• _Task item_: Identify all lines in the data containing the string "image". Copy them out.

• _Data_:
┄┄┄┄┄┄┄┄┄┄

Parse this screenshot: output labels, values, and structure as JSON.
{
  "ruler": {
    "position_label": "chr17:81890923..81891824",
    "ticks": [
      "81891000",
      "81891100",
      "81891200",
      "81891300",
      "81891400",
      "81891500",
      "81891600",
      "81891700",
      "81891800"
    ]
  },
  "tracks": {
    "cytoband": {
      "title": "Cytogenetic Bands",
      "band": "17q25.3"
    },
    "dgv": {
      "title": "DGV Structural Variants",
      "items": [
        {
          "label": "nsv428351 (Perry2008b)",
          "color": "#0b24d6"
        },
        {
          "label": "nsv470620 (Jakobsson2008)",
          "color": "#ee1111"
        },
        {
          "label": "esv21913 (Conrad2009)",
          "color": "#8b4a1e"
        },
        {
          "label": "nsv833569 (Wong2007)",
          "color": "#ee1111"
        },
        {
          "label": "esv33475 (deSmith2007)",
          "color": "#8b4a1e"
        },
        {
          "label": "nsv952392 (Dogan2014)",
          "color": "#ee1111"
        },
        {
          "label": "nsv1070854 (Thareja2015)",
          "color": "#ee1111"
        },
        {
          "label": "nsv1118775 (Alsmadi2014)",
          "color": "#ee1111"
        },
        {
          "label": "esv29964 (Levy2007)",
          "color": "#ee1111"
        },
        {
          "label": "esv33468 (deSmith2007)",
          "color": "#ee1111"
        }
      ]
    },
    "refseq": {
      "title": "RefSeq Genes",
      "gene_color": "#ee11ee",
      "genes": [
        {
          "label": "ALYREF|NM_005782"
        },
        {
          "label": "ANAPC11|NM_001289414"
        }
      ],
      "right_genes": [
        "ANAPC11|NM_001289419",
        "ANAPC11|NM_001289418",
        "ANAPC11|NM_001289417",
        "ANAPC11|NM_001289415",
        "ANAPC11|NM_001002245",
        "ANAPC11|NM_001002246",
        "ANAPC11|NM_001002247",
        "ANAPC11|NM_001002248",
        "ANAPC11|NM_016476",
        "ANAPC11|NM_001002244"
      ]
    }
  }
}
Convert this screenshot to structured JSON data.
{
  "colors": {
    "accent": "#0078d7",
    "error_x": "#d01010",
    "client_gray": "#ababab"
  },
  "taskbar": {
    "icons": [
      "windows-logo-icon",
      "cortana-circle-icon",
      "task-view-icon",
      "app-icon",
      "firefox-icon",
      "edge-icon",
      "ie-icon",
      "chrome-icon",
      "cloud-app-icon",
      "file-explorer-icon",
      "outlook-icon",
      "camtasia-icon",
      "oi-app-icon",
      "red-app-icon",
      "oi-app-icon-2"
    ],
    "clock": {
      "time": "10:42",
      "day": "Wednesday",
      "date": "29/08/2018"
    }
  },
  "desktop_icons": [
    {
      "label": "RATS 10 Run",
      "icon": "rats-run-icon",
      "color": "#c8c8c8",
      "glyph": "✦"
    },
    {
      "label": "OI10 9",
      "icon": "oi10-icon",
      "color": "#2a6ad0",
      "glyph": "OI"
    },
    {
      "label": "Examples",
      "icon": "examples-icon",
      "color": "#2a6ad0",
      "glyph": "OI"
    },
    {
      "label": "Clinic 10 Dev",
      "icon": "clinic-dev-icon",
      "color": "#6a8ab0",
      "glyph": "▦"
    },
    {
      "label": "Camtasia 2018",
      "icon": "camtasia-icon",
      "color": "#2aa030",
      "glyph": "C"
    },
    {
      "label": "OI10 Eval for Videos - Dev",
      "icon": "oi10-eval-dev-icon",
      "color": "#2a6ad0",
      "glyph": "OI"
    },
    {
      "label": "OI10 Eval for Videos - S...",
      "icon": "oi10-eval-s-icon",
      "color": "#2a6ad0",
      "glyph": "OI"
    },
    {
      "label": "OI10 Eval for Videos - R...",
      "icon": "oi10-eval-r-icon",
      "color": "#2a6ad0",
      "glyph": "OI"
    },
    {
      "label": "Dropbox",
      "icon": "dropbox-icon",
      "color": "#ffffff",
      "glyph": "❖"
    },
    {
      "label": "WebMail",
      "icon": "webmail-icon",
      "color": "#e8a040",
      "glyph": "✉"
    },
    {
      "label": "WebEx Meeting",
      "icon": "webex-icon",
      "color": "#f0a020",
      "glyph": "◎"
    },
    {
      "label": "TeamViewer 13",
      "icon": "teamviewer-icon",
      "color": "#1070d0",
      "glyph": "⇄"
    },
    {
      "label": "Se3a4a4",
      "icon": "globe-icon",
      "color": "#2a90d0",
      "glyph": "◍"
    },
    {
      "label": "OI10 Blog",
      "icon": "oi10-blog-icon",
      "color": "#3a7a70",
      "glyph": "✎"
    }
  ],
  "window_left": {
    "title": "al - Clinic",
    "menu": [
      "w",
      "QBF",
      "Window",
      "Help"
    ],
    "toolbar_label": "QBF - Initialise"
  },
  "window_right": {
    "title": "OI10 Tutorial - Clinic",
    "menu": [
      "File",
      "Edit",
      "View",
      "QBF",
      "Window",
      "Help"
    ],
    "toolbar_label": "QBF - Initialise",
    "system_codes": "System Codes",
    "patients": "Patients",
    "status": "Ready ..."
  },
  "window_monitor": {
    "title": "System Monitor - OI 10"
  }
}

┄┄┄┄┄┄┄┄┄┄

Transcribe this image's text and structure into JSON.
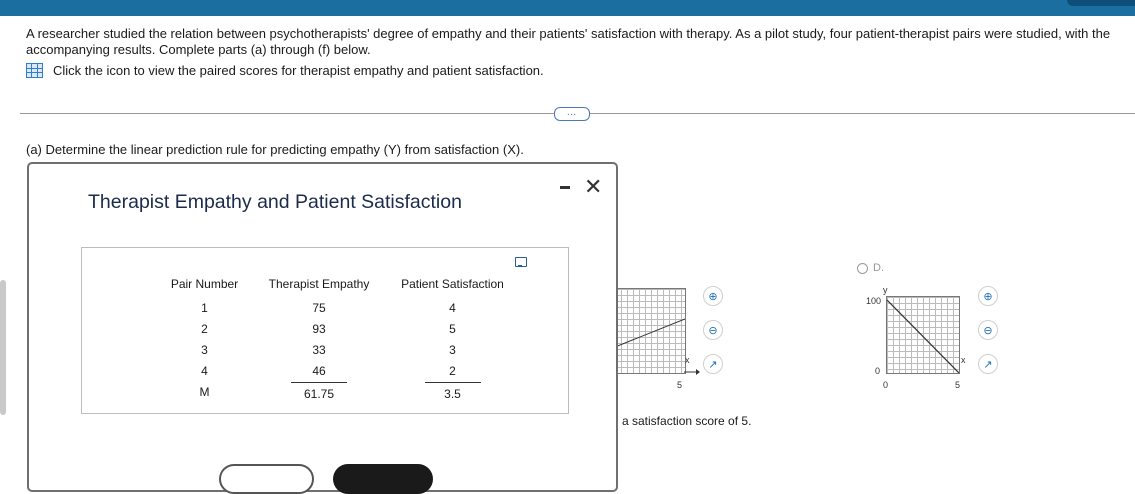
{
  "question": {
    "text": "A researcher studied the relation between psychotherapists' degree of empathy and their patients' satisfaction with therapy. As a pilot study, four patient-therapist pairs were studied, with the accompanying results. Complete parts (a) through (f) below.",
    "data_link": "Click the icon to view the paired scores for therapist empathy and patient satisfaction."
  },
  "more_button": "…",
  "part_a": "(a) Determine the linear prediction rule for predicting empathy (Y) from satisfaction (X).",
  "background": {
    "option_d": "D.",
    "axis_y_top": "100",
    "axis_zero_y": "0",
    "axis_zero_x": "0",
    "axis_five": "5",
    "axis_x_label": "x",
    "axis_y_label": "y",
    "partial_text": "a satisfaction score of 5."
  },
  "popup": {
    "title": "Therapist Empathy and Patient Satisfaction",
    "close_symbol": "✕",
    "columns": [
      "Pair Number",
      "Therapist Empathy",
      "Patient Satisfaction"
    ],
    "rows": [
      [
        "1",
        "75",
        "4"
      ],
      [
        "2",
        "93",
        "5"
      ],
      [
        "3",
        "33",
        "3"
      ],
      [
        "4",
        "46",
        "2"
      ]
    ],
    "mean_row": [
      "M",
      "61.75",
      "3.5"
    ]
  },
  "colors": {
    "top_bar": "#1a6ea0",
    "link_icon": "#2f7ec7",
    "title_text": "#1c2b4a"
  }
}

┄┄┄┄┄┄┄┄┄┄

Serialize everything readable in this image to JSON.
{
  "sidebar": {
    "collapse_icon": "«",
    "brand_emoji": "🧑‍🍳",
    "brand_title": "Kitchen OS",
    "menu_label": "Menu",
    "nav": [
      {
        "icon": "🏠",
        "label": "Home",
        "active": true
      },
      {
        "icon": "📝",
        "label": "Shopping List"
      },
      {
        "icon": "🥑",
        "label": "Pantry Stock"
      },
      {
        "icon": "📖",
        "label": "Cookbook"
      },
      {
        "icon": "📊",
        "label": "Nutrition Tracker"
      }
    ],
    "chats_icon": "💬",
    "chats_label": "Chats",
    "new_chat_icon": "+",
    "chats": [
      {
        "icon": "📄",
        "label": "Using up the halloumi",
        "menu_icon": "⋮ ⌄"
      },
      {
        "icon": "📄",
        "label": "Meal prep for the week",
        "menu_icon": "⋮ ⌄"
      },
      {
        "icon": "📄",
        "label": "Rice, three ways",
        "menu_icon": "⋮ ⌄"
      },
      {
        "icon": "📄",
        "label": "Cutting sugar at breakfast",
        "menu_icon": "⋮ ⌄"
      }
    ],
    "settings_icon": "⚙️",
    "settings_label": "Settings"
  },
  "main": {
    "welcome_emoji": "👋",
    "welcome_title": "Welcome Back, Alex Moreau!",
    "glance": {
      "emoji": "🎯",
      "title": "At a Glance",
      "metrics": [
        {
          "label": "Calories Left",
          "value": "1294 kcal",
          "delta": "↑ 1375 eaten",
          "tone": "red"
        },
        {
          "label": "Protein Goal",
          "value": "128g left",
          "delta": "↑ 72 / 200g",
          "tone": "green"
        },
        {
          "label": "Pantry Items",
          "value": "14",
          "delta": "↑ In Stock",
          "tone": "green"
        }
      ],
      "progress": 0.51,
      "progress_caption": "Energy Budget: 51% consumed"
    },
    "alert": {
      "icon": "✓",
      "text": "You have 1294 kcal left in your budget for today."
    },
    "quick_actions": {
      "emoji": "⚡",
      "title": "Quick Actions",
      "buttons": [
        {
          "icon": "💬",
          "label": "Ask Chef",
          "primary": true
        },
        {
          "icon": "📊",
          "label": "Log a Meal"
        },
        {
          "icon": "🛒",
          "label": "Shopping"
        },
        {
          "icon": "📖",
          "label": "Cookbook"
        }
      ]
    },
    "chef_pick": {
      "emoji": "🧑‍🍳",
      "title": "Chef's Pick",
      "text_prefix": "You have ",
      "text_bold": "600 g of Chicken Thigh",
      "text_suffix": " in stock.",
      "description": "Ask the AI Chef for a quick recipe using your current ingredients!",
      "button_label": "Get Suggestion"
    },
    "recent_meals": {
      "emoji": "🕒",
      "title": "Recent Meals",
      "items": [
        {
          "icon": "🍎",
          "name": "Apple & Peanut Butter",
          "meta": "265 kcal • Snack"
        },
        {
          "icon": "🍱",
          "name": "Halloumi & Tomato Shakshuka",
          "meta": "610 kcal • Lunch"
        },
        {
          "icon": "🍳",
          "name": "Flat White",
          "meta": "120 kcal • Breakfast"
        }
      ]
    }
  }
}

┄┄┄┄┄┄┄┄┄┄

• _Written reply_:
Transcribe this image's text and structure into JSON.
Serialize everything readable in this image to JSON.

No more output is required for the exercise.